_What is expected_
Write out the records that appear below, verbatim and complete, but without pictures.

_Stored data_
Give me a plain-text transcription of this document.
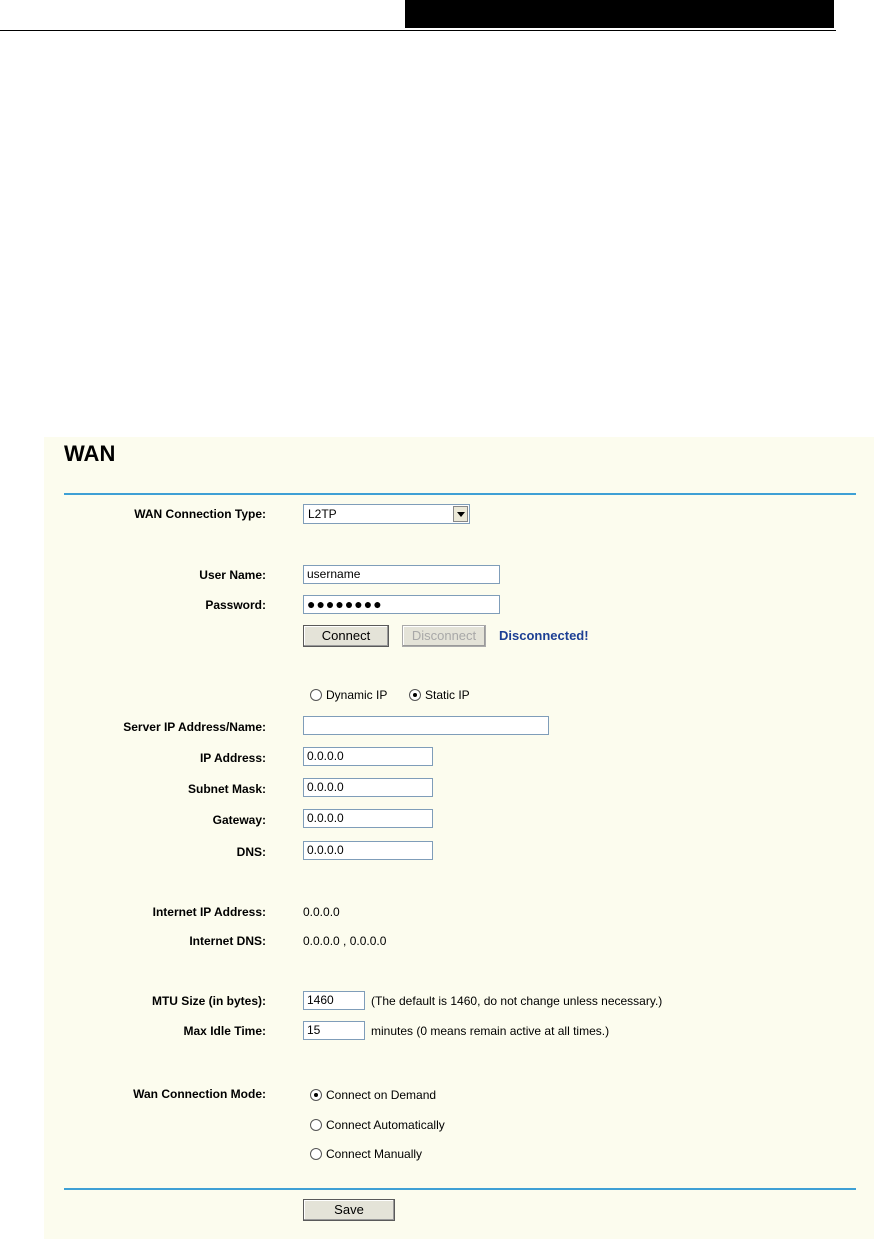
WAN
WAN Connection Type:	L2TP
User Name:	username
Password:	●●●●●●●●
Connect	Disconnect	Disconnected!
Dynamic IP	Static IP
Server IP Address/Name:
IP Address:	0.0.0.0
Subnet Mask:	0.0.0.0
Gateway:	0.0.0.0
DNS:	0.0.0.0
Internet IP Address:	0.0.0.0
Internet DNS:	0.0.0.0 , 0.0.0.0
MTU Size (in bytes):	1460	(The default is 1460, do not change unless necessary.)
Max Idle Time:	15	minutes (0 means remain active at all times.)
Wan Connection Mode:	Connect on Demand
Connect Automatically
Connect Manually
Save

_Response to this task_
Give me a plain-text transcription of this document.
WAN
WAN Connection Type:	L2TP
User Name:	username
Password:	●●●●●●●●
Connect	Disconnect	Disconnected!
Dynamic IP	Static IP
Server IP Address/Name:
IP Address:	0.0.0.0
Subnet Mask:	0.0.0.0
Gateway:	0.0.0.0
DNS:	0.0.0.0
Internet IP Address:	0.0.0.0
Internet DNS:	0.0.0.0 , 0.0.0.0
MTU Size (in bytes):	1460	(The default is 1460, do not change unless necessary.)
Max Idle Time:	15	minutes (0 means remain active at all times.)
Wan Connection Mode:	Connect on Demand
Connect Automatically
Connect Manually
Save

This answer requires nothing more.